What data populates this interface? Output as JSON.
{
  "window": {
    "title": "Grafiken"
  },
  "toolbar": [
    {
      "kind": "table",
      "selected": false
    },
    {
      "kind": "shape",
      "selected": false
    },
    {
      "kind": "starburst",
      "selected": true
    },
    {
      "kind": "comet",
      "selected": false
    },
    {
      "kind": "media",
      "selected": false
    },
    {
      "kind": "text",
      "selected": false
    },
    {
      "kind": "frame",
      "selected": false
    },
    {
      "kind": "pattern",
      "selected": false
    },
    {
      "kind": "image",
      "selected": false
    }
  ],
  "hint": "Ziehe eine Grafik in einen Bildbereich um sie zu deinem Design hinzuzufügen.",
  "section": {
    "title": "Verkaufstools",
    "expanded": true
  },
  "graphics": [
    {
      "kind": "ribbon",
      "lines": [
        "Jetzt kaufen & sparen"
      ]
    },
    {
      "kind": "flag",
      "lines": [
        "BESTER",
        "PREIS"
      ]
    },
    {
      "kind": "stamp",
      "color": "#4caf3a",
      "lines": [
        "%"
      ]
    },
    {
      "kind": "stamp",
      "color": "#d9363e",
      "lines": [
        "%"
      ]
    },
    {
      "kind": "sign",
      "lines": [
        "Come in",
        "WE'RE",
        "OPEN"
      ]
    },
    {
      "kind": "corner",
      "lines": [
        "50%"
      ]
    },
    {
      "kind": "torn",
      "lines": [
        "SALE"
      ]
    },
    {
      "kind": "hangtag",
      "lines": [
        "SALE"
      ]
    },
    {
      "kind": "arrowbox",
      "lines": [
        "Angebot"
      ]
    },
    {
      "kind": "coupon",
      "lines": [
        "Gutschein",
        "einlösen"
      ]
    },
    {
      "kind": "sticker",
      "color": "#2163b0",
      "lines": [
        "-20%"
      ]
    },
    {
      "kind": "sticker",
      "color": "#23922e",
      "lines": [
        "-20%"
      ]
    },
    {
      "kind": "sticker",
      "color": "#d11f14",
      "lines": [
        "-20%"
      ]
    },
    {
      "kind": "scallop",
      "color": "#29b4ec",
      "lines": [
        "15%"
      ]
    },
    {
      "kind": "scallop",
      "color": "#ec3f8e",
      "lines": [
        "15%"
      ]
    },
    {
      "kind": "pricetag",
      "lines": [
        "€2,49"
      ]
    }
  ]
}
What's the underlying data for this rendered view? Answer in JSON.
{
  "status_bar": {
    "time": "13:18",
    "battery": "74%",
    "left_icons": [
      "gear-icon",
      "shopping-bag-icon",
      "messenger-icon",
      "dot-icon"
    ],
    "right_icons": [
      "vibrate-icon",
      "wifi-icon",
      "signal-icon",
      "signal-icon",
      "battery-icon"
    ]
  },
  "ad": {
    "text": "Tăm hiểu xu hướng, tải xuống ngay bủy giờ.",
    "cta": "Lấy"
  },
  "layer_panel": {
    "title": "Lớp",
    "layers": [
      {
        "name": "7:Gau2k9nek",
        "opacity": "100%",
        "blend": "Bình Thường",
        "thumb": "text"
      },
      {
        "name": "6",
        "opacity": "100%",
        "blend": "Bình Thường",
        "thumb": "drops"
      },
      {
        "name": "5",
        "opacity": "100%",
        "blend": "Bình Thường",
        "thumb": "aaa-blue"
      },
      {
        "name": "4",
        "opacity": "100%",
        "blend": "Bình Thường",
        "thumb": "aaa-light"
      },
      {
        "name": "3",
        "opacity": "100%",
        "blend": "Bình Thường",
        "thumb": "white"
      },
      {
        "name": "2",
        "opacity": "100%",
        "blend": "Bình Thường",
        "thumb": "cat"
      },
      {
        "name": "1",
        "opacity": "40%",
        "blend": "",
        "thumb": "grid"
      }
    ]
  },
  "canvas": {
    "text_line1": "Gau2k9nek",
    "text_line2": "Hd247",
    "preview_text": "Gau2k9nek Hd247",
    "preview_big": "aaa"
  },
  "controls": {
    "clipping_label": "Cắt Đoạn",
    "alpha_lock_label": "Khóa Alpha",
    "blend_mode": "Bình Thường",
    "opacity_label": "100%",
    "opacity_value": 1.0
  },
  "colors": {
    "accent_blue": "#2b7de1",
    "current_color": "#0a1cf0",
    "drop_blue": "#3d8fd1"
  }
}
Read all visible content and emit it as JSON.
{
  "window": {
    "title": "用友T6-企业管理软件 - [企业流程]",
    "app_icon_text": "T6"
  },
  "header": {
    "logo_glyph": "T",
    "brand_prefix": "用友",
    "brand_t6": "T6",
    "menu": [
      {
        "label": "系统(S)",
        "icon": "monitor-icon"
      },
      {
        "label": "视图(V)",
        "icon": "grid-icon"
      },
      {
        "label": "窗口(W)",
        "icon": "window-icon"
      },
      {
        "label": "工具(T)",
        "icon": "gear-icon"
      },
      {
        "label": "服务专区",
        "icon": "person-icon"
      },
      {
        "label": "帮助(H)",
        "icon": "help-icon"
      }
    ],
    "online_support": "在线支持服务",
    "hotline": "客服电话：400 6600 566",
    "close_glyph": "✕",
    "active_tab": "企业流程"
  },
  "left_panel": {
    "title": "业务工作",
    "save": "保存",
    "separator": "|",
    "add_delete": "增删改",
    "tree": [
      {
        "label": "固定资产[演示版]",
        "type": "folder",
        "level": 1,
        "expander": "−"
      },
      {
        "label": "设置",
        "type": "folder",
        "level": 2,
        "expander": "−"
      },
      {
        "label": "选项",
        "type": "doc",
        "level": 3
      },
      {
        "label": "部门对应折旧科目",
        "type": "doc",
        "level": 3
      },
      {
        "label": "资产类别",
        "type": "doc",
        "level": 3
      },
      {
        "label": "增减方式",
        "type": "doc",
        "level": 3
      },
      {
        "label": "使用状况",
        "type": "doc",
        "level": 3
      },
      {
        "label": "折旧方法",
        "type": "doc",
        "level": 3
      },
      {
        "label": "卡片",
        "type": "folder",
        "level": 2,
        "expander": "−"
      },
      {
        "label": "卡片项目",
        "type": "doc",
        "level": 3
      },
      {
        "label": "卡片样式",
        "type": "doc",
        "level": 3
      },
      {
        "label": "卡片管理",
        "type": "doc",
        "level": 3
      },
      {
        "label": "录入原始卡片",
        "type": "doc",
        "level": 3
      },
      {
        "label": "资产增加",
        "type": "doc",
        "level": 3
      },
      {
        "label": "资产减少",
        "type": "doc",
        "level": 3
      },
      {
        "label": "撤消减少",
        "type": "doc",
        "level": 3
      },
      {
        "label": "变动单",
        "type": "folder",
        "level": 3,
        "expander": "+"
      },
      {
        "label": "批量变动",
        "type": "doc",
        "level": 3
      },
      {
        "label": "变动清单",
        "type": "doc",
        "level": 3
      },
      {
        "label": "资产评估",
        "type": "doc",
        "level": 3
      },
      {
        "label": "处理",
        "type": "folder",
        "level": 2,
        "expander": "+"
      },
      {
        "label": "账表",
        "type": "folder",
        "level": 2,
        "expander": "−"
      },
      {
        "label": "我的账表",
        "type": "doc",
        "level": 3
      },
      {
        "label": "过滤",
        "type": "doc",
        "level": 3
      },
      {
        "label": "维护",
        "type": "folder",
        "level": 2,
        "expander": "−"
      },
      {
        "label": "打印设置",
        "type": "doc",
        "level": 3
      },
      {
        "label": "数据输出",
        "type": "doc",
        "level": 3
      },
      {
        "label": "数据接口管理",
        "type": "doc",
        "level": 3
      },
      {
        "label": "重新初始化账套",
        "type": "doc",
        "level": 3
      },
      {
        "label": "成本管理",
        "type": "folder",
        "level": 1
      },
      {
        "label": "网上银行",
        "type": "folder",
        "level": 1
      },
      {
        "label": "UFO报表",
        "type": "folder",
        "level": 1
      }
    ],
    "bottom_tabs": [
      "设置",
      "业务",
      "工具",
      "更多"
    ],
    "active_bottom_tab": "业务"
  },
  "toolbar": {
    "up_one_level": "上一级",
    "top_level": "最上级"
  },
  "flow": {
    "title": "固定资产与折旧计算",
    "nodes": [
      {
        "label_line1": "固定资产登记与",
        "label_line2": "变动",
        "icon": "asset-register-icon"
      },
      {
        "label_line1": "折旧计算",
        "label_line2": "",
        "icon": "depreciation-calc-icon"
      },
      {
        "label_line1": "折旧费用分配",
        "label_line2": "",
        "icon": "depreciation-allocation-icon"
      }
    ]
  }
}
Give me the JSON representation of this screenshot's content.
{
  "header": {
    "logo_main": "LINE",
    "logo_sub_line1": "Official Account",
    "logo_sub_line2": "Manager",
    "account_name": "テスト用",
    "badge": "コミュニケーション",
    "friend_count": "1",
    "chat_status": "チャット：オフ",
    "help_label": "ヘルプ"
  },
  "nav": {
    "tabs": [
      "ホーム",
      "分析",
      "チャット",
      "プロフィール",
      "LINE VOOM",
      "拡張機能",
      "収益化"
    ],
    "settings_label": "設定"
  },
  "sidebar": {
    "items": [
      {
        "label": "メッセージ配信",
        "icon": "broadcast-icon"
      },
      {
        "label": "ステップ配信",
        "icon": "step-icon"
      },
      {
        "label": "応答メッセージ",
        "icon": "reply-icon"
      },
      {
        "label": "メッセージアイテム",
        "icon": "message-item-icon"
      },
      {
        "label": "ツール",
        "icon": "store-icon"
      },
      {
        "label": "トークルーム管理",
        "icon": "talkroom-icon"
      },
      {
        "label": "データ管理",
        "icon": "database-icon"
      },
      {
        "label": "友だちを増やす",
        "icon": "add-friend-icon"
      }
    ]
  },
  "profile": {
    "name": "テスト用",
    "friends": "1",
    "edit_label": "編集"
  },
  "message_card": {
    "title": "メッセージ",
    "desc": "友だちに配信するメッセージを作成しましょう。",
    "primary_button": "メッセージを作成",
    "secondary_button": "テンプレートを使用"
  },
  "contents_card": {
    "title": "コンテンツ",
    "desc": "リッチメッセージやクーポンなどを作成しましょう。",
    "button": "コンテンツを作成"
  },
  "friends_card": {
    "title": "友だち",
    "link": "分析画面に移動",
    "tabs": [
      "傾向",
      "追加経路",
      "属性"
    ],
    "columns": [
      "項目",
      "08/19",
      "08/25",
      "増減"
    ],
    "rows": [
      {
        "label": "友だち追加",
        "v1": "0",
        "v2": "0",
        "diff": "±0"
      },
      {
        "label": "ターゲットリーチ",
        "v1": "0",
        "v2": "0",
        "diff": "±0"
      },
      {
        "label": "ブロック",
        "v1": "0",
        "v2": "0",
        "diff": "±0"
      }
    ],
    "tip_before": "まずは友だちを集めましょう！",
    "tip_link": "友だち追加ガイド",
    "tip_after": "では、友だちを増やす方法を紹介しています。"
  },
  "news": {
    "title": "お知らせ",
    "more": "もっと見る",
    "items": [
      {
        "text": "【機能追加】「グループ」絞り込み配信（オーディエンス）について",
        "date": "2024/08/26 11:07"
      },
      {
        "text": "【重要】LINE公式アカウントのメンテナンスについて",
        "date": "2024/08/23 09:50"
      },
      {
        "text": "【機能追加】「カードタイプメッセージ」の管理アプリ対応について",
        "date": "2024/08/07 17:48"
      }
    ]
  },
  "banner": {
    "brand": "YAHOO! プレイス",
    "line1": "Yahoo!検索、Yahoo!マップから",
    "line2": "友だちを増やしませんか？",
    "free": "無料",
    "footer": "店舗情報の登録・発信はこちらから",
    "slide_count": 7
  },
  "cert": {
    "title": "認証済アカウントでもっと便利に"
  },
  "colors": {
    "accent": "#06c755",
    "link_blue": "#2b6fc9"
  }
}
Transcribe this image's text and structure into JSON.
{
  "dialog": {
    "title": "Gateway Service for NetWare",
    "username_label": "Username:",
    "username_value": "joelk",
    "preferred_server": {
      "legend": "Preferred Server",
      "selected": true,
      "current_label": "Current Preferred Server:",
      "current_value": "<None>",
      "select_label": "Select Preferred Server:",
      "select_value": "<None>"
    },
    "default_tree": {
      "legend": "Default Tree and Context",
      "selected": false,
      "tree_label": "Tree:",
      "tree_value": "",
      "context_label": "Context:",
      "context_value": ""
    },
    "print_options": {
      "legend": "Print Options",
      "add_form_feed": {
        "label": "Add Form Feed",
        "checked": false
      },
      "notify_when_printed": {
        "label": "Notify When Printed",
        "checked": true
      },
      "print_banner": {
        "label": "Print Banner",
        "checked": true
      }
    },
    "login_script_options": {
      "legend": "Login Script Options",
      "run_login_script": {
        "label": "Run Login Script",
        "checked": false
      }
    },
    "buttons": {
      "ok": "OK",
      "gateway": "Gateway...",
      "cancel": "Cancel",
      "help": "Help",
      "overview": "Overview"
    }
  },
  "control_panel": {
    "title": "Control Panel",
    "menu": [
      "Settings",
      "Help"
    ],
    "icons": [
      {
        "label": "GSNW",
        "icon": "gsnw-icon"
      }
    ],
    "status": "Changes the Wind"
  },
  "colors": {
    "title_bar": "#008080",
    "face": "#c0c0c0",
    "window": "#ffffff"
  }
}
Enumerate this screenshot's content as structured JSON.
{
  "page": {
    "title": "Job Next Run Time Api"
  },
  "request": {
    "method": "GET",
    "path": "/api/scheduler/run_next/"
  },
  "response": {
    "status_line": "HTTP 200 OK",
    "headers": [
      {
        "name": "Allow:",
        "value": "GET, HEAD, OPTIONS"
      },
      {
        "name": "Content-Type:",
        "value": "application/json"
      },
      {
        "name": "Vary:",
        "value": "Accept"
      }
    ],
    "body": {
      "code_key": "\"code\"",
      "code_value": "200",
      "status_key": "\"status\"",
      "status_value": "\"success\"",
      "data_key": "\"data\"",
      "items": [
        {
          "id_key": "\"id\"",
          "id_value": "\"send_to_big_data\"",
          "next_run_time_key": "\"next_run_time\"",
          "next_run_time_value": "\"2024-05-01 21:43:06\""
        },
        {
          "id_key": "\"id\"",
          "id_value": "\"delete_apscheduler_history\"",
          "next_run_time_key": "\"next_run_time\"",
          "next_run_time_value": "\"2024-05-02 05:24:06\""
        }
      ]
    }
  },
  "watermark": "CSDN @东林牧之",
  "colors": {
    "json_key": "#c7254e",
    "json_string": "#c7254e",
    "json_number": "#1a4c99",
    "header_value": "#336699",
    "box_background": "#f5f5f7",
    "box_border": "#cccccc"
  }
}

_____

**Exercise goal**. Search the material above for "screenshot". Pull out each line where it shows up.

**Output**.
Give me the JSON representation of this screenshot's content.
Enumerate this screenshot's content as structured JSON.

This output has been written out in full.